Data for this task —

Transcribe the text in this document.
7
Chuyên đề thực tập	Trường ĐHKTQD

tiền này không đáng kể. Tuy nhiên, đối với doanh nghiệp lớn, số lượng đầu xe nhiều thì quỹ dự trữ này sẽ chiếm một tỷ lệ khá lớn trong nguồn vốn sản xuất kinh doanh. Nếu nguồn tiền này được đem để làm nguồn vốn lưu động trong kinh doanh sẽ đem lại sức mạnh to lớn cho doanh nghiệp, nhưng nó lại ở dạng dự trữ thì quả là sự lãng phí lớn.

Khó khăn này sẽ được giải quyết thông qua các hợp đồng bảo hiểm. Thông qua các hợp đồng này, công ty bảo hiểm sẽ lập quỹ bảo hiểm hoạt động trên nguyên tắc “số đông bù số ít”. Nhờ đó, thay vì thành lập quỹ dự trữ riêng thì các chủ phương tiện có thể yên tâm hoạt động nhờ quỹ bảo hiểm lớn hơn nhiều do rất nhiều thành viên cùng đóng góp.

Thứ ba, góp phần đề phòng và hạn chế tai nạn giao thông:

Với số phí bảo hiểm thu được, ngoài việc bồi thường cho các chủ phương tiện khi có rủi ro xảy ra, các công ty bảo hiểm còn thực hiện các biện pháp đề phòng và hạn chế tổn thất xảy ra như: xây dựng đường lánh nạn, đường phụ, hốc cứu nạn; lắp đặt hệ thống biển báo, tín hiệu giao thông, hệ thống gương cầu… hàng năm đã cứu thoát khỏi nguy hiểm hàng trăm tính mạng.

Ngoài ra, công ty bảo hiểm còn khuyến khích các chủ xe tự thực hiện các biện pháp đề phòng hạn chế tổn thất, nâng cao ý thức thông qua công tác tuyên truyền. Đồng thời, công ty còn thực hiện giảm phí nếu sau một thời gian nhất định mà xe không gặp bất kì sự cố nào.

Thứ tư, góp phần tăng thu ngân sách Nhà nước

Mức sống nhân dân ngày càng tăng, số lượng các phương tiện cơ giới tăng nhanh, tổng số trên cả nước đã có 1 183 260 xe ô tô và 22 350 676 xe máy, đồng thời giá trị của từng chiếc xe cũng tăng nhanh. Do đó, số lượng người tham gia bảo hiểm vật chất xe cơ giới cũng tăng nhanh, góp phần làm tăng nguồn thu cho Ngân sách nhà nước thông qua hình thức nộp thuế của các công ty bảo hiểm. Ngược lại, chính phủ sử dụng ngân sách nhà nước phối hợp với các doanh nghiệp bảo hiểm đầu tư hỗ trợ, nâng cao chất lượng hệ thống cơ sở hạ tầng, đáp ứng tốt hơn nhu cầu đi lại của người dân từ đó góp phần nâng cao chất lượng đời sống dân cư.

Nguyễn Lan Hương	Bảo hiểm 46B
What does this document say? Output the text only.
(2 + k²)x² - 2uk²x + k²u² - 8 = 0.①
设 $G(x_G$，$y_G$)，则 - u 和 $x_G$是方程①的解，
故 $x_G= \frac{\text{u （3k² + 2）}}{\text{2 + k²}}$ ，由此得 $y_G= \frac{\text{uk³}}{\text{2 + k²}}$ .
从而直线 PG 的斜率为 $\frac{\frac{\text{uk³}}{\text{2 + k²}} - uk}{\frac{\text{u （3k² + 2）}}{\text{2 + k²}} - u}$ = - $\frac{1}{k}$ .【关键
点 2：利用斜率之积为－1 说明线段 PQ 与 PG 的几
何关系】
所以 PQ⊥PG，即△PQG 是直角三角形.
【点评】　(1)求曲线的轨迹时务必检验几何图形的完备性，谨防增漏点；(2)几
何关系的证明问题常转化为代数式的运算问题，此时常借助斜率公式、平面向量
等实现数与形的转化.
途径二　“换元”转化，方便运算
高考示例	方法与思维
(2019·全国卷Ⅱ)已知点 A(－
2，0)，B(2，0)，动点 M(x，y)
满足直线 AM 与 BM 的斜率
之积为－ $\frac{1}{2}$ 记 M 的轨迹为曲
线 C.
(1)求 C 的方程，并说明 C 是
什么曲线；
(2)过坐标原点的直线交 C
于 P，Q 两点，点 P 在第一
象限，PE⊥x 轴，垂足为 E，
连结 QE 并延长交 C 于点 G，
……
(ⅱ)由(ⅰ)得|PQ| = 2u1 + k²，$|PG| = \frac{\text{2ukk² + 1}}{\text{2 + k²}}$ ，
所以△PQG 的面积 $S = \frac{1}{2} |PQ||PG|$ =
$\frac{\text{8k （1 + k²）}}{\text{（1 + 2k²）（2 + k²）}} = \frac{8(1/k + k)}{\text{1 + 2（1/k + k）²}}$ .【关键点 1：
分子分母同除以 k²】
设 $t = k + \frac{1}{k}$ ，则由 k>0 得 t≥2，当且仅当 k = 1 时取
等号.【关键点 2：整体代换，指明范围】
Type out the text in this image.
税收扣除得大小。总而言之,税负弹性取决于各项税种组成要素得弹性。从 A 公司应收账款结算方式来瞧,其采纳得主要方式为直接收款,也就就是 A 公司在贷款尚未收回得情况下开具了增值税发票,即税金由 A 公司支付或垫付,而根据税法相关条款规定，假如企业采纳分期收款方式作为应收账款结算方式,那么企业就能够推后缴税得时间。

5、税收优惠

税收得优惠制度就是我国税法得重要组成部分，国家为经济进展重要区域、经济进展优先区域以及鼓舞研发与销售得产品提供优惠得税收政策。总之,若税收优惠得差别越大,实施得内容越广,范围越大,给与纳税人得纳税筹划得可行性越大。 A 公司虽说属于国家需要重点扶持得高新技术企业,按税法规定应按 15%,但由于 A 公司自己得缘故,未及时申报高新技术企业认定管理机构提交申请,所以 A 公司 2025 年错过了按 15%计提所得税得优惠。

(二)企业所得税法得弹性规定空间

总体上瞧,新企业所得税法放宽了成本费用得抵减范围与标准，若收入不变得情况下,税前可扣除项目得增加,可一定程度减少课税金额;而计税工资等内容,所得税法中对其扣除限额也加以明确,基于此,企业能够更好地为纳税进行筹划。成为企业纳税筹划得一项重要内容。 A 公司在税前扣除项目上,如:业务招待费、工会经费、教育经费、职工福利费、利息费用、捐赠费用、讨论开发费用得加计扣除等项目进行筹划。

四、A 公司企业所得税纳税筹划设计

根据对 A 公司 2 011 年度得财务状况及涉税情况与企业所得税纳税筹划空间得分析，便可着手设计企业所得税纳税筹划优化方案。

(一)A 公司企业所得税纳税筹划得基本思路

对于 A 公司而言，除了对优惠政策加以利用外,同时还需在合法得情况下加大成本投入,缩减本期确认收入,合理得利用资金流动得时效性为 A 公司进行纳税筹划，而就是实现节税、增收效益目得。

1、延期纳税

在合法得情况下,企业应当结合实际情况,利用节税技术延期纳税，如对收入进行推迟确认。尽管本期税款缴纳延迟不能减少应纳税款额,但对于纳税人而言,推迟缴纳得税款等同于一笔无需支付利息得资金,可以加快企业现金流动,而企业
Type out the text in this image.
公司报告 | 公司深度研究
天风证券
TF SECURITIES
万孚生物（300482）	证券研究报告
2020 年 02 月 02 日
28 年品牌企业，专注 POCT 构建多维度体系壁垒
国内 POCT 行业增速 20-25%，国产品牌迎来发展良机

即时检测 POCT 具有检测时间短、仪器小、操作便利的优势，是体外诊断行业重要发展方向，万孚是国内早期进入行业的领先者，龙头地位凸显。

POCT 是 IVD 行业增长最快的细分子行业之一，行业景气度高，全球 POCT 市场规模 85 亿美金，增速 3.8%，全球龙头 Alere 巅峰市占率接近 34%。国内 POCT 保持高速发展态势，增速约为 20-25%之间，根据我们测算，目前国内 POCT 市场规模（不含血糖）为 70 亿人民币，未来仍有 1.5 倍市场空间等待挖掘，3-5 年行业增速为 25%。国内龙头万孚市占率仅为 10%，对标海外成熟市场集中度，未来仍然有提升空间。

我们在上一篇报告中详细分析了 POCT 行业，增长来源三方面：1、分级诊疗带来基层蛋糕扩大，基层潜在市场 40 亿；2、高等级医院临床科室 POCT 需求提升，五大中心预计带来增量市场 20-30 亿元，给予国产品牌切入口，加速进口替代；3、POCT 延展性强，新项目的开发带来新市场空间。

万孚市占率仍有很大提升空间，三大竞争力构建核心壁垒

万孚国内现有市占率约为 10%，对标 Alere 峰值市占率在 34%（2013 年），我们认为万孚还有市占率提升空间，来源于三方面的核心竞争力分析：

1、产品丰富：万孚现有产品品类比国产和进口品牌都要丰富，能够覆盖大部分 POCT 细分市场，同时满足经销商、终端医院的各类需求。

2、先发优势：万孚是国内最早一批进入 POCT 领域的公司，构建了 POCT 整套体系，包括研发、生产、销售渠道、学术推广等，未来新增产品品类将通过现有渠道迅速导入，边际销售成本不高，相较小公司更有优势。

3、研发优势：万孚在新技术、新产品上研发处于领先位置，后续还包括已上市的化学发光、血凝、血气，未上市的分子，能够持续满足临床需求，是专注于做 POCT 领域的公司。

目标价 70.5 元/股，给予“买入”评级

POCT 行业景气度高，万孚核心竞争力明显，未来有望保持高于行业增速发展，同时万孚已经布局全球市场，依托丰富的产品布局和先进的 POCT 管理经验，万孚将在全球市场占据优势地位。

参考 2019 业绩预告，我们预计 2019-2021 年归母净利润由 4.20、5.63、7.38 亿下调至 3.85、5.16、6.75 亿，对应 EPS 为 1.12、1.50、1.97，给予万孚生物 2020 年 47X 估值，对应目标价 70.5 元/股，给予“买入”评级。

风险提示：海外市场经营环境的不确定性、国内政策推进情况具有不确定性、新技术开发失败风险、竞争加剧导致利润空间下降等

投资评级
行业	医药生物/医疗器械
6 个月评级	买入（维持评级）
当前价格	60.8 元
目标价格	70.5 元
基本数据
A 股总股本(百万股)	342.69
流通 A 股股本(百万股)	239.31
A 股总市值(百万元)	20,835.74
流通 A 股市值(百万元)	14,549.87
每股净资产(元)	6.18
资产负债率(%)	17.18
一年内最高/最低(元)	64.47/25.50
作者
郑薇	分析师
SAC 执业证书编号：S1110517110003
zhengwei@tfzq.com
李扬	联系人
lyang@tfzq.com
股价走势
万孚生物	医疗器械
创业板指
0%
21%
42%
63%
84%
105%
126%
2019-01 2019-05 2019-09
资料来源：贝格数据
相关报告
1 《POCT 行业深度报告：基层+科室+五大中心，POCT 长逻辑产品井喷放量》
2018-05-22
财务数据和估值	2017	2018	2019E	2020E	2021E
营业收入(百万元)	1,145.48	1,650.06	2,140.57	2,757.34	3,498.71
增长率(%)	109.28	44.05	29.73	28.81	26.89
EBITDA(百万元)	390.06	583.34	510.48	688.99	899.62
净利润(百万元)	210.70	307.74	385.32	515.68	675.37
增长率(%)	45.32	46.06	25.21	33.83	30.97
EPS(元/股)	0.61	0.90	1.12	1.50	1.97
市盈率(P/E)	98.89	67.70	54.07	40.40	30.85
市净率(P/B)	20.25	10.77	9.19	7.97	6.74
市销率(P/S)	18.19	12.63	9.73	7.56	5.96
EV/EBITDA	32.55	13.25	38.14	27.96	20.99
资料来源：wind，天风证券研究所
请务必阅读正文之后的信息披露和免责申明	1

Requirements —
Count how many lines above contain the word "được". Reply with the number alone.

The response —
3